DATA PROVIDED:
********************
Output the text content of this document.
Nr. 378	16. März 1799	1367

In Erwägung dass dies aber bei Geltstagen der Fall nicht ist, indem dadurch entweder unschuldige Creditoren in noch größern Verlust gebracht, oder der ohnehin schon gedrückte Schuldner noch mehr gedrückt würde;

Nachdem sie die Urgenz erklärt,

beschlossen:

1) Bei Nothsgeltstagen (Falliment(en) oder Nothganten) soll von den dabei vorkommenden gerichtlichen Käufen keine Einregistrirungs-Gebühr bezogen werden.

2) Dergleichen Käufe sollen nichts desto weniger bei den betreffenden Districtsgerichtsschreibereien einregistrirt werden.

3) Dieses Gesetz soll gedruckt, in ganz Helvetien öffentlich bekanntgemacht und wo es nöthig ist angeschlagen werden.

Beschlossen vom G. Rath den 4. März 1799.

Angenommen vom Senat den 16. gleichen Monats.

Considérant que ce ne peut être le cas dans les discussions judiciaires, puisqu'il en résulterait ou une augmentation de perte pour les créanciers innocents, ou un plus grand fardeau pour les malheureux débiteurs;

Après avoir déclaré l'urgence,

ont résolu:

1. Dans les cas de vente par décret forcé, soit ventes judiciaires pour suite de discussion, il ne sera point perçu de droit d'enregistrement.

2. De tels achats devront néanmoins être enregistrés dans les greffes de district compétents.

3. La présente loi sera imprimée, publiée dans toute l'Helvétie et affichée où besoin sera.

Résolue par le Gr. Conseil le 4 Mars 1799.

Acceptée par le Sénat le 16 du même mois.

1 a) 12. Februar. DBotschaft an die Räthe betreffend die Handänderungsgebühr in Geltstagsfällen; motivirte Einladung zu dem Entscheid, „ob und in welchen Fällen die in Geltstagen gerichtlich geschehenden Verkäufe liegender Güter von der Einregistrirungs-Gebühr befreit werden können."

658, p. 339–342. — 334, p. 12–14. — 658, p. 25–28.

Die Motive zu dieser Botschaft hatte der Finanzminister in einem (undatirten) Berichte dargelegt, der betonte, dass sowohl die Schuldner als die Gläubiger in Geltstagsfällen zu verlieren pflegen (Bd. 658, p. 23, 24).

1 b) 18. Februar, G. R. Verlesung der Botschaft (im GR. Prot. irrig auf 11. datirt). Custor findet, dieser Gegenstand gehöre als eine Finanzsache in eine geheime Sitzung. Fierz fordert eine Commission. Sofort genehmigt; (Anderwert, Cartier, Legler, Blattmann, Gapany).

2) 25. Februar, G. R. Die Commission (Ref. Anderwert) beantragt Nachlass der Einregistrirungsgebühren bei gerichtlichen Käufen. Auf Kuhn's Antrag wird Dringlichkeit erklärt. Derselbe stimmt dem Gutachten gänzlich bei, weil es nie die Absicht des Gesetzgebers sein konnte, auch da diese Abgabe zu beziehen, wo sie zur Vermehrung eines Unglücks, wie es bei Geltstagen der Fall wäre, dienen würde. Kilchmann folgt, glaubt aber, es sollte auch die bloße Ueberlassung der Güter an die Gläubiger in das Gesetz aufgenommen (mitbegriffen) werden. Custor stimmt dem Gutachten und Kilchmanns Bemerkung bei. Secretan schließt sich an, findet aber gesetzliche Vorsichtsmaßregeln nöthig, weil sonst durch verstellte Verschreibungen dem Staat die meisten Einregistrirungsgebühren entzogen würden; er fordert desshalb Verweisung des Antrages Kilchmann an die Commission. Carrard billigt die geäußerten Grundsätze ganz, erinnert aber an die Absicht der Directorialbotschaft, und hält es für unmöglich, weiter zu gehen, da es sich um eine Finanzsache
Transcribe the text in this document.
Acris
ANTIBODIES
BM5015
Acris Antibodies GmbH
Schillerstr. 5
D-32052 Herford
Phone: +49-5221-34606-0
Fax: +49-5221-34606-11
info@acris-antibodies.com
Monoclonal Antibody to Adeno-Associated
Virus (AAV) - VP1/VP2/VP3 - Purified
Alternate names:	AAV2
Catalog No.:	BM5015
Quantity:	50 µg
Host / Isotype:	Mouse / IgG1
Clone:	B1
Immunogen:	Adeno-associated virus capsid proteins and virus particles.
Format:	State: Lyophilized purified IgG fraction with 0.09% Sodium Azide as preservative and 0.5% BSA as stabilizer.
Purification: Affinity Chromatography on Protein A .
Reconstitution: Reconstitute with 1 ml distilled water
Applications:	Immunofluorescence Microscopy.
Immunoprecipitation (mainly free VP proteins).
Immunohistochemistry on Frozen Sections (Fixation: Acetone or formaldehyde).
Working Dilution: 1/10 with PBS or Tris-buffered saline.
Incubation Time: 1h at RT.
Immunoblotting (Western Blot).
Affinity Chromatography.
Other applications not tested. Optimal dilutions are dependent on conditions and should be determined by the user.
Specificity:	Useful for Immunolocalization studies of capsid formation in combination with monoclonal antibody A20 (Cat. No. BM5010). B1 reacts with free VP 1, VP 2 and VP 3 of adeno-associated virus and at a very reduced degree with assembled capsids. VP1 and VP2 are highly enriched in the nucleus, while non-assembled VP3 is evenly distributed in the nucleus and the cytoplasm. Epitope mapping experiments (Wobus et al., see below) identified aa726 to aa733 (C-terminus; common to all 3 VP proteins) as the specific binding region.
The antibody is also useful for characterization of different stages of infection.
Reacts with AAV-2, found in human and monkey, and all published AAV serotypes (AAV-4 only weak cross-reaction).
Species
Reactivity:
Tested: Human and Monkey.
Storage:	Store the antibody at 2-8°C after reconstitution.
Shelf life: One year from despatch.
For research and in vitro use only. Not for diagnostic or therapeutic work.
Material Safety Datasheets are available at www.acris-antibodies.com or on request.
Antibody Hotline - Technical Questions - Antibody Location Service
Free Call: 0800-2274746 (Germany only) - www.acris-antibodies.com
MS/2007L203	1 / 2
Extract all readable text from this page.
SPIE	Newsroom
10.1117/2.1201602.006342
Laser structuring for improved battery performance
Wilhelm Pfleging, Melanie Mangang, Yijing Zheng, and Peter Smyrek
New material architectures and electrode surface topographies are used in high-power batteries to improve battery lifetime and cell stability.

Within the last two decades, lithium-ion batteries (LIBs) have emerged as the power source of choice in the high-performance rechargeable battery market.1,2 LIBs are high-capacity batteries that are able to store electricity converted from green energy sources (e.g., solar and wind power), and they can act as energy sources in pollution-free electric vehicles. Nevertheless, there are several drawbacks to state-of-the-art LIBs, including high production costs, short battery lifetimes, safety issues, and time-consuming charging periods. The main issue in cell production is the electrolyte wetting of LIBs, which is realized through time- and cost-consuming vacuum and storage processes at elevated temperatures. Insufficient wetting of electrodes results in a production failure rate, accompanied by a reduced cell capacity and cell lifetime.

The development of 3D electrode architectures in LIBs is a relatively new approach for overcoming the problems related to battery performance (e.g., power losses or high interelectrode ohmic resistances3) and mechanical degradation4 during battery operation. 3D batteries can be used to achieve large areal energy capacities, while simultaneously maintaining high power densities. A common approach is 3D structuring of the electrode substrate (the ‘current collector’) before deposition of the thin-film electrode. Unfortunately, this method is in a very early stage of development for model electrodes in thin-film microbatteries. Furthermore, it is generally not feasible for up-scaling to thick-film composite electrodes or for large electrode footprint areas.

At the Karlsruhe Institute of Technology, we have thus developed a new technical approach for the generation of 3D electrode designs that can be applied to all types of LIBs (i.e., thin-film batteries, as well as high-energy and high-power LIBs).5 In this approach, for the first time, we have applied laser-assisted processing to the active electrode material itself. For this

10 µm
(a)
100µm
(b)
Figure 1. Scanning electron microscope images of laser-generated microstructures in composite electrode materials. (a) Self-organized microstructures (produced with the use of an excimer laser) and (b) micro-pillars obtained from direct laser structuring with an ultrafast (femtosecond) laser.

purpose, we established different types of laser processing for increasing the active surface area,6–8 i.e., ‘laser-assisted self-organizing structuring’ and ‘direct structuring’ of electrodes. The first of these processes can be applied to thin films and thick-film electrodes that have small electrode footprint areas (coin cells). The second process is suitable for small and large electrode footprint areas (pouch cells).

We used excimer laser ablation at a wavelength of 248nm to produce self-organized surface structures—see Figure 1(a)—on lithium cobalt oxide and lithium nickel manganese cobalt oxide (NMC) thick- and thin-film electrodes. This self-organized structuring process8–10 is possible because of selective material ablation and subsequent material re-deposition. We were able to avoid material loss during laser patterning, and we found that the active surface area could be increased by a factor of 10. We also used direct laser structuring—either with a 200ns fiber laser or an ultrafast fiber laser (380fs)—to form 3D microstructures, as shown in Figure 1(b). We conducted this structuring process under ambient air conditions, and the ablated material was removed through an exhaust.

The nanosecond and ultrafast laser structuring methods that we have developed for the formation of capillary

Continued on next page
********************
PROMPT: From the listing above, find the number of lines with the word "Schuldner" in them. Answer with the number only.

EXPECTED ANSWER: 2